# START OF Dataset extract

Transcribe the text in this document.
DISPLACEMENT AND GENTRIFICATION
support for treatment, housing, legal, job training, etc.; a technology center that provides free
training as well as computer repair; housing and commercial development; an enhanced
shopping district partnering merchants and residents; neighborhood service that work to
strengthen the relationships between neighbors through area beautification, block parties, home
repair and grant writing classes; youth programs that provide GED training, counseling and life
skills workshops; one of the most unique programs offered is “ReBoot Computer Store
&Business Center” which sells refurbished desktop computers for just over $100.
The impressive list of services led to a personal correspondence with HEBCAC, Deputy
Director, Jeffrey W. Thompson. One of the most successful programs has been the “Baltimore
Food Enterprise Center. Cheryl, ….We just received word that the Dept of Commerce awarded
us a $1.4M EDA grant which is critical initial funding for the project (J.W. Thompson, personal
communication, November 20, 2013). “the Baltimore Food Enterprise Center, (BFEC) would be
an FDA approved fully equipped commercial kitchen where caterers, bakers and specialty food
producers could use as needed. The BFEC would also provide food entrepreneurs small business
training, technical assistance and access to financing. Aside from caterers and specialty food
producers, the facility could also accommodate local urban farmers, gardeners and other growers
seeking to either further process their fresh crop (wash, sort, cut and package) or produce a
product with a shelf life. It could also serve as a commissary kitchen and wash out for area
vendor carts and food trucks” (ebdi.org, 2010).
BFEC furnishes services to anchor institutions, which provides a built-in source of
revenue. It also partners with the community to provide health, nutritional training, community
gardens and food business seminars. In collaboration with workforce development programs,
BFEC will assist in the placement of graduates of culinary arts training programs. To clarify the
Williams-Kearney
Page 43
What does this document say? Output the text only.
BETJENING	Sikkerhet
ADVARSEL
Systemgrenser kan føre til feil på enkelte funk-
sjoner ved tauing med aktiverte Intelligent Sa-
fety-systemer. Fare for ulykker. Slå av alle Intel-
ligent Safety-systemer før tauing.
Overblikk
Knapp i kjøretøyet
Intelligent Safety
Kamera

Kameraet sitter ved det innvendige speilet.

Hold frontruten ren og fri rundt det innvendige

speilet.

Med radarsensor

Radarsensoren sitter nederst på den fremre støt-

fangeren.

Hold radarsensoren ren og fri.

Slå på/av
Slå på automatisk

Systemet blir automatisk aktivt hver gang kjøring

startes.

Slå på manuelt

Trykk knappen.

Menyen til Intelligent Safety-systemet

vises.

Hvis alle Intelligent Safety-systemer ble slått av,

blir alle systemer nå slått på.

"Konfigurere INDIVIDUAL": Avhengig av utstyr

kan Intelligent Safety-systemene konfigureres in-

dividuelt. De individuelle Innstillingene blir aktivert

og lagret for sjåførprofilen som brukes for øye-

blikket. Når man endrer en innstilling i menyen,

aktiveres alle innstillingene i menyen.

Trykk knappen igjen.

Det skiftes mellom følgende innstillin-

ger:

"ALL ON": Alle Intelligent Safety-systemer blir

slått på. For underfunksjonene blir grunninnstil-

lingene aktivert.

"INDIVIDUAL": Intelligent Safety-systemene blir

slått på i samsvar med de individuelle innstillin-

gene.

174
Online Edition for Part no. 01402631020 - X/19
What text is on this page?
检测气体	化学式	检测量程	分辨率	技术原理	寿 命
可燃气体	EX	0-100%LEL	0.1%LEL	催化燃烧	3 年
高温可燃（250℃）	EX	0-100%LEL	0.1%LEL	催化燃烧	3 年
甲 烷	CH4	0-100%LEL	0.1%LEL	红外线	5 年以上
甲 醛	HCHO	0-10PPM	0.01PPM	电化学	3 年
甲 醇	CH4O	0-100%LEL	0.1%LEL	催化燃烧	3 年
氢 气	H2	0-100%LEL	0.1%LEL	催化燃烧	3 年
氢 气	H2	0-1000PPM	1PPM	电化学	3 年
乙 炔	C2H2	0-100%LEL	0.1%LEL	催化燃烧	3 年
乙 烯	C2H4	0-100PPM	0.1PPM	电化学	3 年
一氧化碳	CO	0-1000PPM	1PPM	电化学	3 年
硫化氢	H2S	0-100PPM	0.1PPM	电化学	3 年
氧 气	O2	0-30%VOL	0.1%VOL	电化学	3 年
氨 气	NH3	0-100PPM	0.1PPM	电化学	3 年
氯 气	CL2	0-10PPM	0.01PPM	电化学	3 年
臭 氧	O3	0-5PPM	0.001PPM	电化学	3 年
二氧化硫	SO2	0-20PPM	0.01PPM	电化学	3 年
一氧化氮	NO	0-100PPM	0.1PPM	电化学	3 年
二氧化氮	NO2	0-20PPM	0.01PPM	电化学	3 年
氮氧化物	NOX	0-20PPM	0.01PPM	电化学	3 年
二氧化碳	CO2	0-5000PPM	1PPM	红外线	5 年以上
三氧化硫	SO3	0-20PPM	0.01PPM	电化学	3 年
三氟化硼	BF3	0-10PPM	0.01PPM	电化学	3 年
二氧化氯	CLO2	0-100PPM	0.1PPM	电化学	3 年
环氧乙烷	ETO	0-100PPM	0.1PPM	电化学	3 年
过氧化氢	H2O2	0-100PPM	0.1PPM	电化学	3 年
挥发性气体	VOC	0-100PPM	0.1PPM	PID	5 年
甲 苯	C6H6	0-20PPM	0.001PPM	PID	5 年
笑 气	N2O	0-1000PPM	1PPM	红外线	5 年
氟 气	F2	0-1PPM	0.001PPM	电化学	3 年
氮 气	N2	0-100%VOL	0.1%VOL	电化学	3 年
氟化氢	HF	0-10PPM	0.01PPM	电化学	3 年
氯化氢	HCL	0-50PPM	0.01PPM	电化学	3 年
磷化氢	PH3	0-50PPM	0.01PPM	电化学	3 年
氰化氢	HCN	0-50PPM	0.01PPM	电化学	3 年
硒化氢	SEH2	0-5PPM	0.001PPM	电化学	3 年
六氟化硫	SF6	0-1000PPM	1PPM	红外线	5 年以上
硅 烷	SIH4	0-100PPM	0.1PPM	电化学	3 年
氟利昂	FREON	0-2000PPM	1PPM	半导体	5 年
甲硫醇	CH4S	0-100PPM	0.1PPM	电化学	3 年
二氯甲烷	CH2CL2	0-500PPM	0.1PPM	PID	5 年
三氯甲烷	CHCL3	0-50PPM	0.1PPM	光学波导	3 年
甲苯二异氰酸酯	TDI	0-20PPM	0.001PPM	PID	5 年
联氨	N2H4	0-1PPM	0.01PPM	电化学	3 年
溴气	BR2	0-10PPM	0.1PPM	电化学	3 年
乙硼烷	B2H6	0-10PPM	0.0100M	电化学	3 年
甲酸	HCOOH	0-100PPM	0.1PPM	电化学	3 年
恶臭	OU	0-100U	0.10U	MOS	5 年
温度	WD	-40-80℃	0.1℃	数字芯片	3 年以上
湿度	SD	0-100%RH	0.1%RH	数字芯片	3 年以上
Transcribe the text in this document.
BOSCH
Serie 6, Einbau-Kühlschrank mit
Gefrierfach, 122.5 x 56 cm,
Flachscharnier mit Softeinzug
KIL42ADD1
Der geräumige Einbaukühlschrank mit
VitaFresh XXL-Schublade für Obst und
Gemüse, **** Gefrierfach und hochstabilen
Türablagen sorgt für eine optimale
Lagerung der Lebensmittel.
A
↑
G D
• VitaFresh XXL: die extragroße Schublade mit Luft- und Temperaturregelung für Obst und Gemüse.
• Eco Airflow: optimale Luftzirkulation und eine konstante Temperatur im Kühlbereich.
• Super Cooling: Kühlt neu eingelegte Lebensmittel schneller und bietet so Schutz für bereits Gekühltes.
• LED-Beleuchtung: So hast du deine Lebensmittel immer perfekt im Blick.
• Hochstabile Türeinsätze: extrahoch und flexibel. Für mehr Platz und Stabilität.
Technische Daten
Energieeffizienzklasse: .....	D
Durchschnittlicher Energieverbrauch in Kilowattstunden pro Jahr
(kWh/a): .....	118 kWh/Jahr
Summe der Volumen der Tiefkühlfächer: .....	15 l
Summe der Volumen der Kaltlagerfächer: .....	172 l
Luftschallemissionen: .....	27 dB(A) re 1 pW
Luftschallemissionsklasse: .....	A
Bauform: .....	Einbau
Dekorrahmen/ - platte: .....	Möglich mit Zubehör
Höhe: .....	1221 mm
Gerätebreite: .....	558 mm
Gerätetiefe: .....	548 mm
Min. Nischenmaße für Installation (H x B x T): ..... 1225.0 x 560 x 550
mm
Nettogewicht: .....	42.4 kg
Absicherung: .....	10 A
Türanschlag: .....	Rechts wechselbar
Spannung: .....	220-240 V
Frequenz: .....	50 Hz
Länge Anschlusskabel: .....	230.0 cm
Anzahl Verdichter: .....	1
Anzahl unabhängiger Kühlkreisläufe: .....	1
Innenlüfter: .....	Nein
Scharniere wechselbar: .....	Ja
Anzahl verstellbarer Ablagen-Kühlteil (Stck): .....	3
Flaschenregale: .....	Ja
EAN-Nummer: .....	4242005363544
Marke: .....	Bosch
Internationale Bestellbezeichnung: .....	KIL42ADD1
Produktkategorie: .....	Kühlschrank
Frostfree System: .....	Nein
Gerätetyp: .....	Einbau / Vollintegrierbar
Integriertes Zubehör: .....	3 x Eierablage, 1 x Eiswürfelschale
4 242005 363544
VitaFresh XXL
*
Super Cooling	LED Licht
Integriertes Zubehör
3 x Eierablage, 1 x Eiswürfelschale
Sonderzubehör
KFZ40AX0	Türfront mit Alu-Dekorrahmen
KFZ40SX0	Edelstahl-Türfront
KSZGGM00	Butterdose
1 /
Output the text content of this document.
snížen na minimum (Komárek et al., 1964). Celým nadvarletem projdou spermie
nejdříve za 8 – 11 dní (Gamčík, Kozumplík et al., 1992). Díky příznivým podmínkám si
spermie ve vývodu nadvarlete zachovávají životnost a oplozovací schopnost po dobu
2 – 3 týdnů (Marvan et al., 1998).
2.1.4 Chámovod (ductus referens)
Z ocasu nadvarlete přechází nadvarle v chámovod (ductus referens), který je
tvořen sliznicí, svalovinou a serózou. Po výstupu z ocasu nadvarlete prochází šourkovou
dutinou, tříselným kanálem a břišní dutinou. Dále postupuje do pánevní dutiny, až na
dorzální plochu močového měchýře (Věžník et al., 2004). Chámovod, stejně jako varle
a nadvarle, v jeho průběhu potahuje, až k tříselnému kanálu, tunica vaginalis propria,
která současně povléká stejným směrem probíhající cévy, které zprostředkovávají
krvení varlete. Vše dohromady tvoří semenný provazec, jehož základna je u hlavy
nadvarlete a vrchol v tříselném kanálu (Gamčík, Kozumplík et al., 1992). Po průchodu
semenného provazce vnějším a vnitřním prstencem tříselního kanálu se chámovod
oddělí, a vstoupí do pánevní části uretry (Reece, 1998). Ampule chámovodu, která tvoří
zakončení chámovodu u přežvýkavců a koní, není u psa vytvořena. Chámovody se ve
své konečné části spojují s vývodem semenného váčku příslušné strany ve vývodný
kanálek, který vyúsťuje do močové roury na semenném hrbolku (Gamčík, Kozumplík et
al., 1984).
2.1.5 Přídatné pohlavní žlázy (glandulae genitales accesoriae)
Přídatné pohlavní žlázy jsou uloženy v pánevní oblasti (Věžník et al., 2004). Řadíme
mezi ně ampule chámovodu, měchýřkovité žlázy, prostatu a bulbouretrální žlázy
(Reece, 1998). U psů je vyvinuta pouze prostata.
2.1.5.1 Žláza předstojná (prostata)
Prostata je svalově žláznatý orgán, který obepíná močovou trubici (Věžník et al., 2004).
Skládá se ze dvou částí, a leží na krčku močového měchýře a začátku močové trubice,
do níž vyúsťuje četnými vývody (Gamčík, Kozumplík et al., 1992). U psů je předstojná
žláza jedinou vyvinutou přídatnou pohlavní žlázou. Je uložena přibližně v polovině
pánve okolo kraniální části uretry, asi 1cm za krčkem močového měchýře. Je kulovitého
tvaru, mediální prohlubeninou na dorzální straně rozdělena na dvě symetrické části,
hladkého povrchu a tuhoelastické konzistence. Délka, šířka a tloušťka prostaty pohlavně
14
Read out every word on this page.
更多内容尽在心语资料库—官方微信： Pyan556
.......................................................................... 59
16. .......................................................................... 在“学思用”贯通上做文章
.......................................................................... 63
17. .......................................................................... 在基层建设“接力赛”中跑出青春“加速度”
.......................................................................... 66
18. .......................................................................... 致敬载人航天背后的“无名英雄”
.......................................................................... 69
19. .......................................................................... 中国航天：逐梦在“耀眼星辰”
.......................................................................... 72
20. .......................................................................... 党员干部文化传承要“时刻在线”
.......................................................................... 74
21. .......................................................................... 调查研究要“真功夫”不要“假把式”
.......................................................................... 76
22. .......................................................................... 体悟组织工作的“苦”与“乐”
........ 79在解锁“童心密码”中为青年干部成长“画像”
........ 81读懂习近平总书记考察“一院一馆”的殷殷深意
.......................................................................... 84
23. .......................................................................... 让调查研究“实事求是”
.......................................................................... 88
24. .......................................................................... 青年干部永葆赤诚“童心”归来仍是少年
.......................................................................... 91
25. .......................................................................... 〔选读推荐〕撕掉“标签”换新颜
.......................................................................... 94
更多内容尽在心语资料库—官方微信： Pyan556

# END OF Dataset extract

▶ **Task statement**:
Only the number is wanted: how many lines in the entries above contain the word "that"?

▶ **Solution below**:
4